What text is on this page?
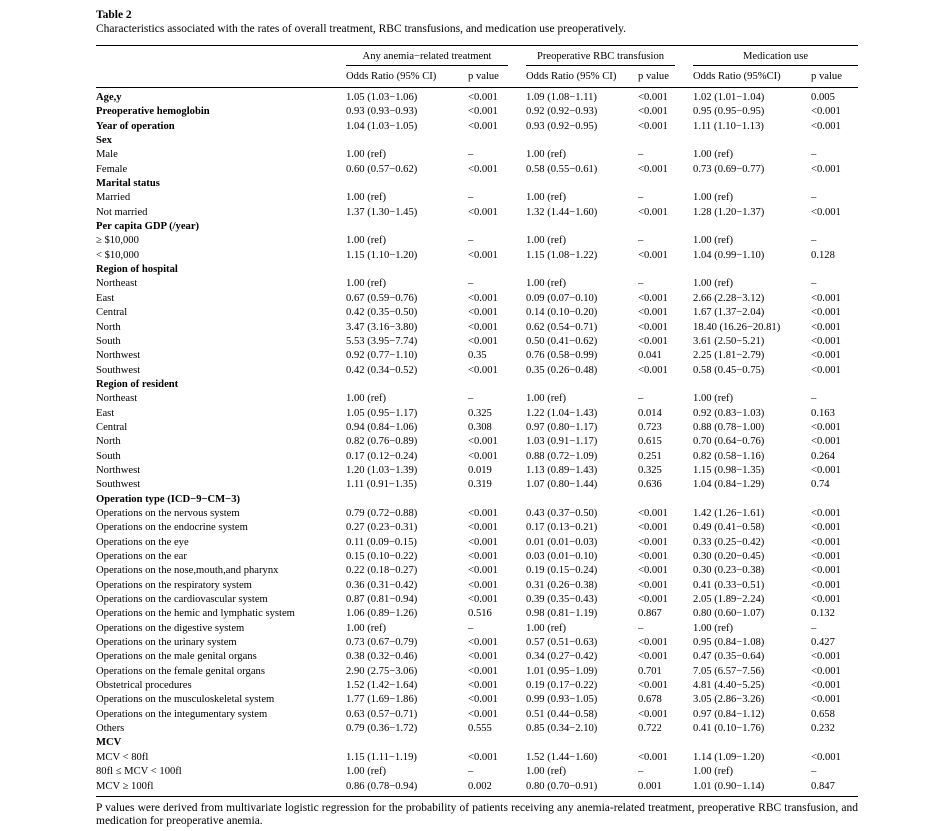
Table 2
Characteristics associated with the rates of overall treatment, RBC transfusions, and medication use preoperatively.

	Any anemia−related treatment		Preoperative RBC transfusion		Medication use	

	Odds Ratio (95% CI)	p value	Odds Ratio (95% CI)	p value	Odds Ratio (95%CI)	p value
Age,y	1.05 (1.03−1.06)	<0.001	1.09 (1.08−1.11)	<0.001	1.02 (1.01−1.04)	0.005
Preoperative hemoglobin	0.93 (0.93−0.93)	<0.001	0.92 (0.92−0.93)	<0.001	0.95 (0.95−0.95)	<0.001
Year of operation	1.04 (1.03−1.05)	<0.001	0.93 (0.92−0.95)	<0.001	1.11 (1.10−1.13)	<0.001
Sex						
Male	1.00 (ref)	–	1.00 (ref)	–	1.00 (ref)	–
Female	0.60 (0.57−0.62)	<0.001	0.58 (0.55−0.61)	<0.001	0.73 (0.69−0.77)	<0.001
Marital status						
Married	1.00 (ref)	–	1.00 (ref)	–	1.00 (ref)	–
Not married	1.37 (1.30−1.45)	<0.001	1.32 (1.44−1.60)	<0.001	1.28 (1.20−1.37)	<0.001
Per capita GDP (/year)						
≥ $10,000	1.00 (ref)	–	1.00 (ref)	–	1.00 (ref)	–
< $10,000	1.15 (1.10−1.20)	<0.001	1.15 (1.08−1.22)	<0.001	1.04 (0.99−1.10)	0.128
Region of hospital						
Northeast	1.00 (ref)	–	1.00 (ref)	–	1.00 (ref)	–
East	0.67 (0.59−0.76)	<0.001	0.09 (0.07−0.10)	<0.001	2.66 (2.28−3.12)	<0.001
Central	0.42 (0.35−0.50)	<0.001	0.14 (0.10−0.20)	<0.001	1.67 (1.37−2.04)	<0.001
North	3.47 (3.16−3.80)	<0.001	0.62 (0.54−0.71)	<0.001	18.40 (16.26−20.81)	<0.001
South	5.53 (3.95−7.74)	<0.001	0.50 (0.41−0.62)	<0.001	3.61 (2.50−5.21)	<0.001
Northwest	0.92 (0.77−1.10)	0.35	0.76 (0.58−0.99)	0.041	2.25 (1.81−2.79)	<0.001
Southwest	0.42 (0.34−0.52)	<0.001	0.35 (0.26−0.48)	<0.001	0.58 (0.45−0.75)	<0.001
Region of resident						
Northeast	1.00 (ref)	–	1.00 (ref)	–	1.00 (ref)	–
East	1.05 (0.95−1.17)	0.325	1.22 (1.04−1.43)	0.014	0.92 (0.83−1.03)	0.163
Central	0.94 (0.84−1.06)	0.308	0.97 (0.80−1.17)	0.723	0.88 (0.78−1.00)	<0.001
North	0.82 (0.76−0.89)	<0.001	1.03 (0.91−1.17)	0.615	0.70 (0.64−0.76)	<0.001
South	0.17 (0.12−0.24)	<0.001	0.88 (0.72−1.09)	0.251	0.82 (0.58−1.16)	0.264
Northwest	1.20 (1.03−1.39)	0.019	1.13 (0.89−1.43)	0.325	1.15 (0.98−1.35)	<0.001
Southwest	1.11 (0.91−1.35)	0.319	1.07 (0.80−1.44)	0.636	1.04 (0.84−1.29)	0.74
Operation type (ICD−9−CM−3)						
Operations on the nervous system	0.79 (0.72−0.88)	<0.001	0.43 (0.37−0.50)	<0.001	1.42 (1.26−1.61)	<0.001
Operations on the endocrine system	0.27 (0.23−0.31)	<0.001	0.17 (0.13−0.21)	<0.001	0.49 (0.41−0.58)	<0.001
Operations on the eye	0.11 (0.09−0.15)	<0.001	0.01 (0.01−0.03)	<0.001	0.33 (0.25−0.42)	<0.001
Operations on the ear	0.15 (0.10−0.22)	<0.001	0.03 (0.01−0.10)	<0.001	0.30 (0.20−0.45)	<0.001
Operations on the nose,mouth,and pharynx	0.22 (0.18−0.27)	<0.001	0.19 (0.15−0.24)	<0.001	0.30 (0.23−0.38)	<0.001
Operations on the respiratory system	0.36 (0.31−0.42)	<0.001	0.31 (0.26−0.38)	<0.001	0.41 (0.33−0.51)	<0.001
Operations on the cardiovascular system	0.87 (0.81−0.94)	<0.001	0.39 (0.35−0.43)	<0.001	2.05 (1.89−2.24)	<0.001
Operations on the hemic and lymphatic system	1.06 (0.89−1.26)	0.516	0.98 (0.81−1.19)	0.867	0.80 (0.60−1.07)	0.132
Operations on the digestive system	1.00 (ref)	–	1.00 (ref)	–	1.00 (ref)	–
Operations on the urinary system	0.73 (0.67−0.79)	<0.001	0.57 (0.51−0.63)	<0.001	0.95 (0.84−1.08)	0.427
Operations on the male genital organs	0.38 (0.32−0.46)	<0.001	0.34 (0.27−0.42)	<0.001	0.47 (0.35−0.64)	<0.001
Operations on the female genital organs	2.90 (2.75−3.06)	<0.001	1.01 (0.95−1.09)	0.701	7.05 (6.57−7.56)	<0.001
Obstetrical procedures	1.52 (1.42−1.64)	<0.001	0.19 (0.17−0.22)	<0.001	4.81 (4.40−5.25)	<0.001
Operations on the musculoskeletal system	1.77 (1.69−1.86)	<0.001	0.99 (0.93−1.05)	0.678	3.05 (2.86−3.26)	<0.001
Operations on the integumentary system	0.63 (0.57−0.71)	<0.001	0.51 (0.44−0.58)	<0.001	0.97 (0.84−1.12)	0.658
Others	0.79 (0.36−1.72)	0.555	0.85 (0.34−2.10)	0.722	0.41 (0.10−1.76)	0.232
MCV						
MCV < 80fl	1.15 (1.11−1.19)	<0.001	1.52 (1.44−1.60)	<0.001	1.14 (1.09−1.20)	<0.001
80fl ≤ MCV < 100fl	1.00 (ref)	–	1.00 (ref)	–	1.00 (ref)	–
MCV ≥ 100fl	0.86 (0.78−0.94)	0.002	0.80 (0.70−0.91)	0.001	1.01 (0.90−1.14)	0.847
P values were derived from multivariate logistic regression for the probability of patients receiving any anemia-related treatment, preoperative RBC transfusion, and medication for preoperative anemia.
========
● **EXERCISE DESCRIPTION**
Your answer should reproduce every line of the data verbatim and include no images.

● **RESPONSE**
What text is on this page?
Table 2
Characteristics associated with the rates of overall treatment, RBC transfusions, and medication use preoperatively.

	Any anemia−related treatment		Preoperative RBC transfusion		Medication use	

	Odds Ratio (95% CI)	p value	Odds Ratio (95% CI)	p value	Odds Ratio (95%CI)	p value
Age,y	1.05 (1.03−1.06)	<0.001	1.09 (1.08−1.11)	<0.001	1.02 (1.01−1.04)	0.005
Preoperative hemoglobin	0.93 (0.93−0.93)	<0.001	0.92 (0.92−0.93)	<0.001	0.95 (0.95−0.95)	<0.001
Year of operation	1.04 (1.03−1.05)	<0.001	0.93 (0.92−0.95)	<0.001	1.11 (1.10−1.13)	<0.001
Sex						
Male	1.00 (ref)	–	1.00 (ref)	–	1.00 (ref)	–
Female	0.60 (0.57−0.62)	<0.001	0.58 (0.55−0.61)	<0.001	0.73 (0.69−0.77)	<0.001
Marital status						
Married	1.00 (ref)	–	1.00 (ref)	–	1.00 (ref)	–
Not married	1.37 (1.30−1.45)	<0.001	1.32 (1.44−1.60)	<0.001	1.28 (1.20−1.37)	<0.001
Per capita GDP (/year)						
≥ $10,000	1.00 (ref)	–	1.00 (ref)	–	1.00 (ref)	–
< $10,000	1.15 (1.10−1.20)	<0.001	1.15 (1.08−1.22)	<0.001	1.04 (0.99−1.10)	0.128
Region of hospital						
Northeast	1.00 (ref)	–	1.00 (ref)	–	1.00 (ref)	–
East	0.67 (0.59−0.76)	<0.001	0.09 (0.07−0.10)	<0.001	2.66 (2.28−3.12)	<0.001
Central	0.42 (0.35−0.50)	<0.001	0.14 (0.10−0.20)	<0.001	1.67 (1.37−2.04)	<0.001
North	3.47 (3.16−3.80)	<0.001	0.62 (0.54−0.71)	<0.001	18.40 (16.26−20.81)	<0.001
South	5.53 (3.95−7.74)	<0.001	0.50 (0.41−0.62)	<0.001	3.61 (2.50−5.21)	<0.001
Northwest	0.92 (0.77−1.10)	0.35	0.76 (0.58−0.99)	0.041	2.25 (1.81−2.79)	<0.001
Southwest	0.42 (0.34−0.52)	<0.001	0.35 (0.26−0.48)	<0.001	0.58 (0.45−0.75)	<0.001
Region of resident						
Northeast	1.00 (ref)	–	1.00 (ref)	–	1.00 (ref)	–
East	1.05 (0.95−1.17)	0.325	1.22 (1.04−1.43)	0.014	0.92 (0.83−1.03)	0.163
Central	0.94 (0.84−1.06)	0.308	0.97 (0.80−1.17)	0.723	0.88 (0.78−1.00)	<0.001
North	0.82 (0.76−0.89)	<0.001	1.03 (0.91−1.17)	0.615	0.70 (0.64−0.76)	<0.001
South	0.17 (0.12−0.24)	<0.001	0.88 (0.72−1.09)	0.251	0.82 (0.58−1.16)	0.264
Northwest	1.20 (1.03−1.39)	0.019	1.13 (0.89−1.43)	0.325	1.15 (0.98−1.35)	<0.001
Southwest	1.11 (0.91−1.35)	0.319	1.07 (0.80−1.44)	0.636	1.04 (0.84−1.29)	0.74
Operation type (ICD−9−CM−3)						
Operations on the nervous system	0.79 (0.72−0.88)	<0.001	0.43 (0.37−0.50)	<0.001	1.42 (1.26−1.61)	<0.001
Operations on the endocrine system	0.27 (0.23−0.31)	<0.001	0.17 (0.13−0.21)	<0.001	0.49 (0.41−0.58)	<0.001
Operations on the eye	0.11 (0.09−0.15)	<0.001	0.01 (0.01−0.03)	<0.001	0.33 (0.25−0.42)	<0.001
Operations on the ear	0.15 (0.10−0.22)	<0.001	0.03 (0.01−0.10)	<0.001	0.30 (0.20−0.45)	<0.001
Operations on the nose,mouth,and pharynx	0.22 (0.18−0.27)	<0.001	0.19 (0.15−0.24)	<0.001	0.30 (0.23−0.38)	<0.001
Operations on the respiratory system	0.36 (0.31−0.42)	<0.001	0.31 (0.26−0.38)	<0.001	0.41 (0.33−0.51)	<0.001
Operations on the cardiovascular system	0.87 (0.81−0.94)	<0.001	0.39 (0.35−0.43)	<0.001	2.05 (1.89−2.24)	<0.001
Operations on the hemic and lymphatic system	1.06 (0.89−1.26)	0.516	0.98 (0.81−1.19)	0.867	0.80 (0.60−1.07)	0.132
Operations on the digestive system	1.00 (ref)	–	1.00 (ref)	–	1.00 (ref)	–
Operations on the urinary system	0.73 (0.67−0.79)	<0.001	0.57 (0.51−0.63)	<0.001	0.95 (0.84−1.08)	0.427
Operations on the male genital organs	0.38 (0.32−0.46)	<0.001	0.34 (0.27−0.42)	<0.001	0.47 (0.35−0.64)	<0.001
Operations on the female genital organs	2.90 (2.75−3.06)	<0.001	1.01 (0.95−1.09)	0.701	7.05 (6.57−7.56)	<0.001
Obstetrical procedures	1.52 (1.42−1.64)	<0.001	0.19 (0.17−0.22)	<0.001	4.81 (4.40−5.25)	<0.001
Operations on the musculoskeletal system	1.77 (1.69−1.86)	<0.001	0.99 (0.93−1.05)	0.678	3.05 (2.86−3.26)	<0.001
Operations on the integumentary system	0.63 (0.57−0.71)	<0.001	0.51 (0.44−0.58)	<0.001	0.97 (0.84−1.12)	0.658
Others	0.79 (0.36−1.72)	0.555	0.85 (0.34−2.10)	0.722	0.41 (0.10−1.76)	0.232
MCV						
MCV < 80fl	1.15 (1.11−1.19)	<0.001	1.52 (1.44−1.60)	<0.001	1.14 (1.09−1.20)	<0.001
80fl ≤ MCV < 100fl	1.00 (ref)	–	1.00 (ref)	–	1.00 (ref)	–
MCV ≥ 100fl	0.86 (0.78−0.94)	0.002	0.80 (0.70−0.91)	0.001	1.01 (0.90−1.14)	0.847
P values were derived from multivariate logistic regression for the probability of patients receiving any anemia-related treatment, preoperative RBC transfusion, and medication for preoperative anemia.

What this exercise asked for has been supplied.